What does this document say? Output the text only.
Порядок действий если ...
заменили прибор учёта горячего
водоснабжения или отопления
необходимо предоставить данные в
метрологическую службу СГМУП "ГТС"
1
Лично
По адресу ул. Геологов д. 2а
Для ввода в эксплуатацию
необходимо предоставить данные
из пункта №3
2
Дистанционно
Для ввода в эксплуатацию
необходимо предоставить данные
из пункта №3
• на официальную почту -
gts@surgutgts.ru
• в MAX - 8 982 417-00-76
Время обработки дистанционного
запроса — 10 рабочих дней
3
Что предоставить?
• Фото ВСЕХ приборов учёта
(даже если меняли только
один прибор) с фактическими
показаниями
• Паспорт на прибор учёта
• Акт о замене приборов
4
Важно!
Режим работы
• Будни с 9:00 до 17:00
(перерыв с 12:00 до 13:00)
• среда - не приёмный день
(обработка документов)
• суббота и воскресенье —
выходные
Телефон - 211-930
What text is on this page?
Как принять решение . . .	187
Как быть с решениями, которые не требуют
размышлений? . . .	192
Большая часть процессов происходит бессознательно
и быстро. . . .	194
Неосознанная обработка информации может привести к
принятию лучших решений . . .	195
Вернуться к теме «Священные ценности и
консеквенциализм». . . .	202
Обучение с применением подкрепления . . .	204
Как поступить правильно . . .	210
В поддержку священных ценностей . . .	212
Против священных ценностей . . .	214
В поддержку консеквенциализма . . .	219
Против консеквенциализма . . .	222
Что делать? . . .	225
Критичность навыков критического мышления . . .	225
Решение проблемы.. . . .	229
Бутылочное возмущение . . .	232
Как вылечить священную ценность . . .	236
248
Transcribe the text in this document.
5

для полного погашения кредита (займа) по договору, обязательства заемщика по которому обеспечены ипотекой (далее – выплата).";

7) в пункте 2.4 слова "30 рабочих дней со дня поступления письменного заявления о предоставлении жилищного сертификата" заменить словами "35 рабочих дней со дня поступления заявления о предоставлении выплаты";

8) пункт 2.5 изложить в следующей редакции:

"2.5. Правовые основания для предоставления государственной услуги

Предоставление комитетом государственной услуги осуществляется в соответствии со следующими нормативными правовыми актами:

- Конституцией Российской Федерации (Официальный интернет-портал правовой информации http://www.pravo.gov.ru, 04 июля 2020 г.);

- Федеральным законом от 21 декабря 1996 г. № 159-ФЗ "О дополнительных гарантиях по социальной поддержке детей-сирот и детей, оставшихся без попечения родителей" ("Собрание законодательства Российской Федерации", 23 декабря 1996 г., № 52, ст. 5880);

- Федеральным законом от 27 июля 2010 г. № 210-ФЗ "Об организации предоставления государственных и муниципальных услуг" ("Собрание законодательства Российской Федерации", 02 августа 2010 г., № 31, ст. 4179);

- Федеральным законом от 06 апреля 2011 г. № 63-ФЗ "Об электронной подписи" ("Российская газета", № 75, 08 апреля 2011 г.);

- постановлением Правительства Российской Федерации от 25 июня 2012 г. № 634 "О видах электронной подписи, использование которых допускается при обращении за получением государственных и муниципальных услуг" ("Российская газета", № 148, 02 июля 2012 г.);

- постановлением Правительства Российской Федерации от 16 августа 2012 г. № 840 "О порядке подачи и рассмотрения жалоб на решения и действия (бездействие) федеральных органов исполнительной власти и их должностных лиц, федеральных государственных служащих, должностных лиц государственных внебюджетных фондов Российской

▶ **Given task**
Among the lines of the data, identify those with the word "this". Copy each of them.

▶ **Reply to the task**
What does this document say? Output the text only.
What text is on this page?
Transcribe the text in this document.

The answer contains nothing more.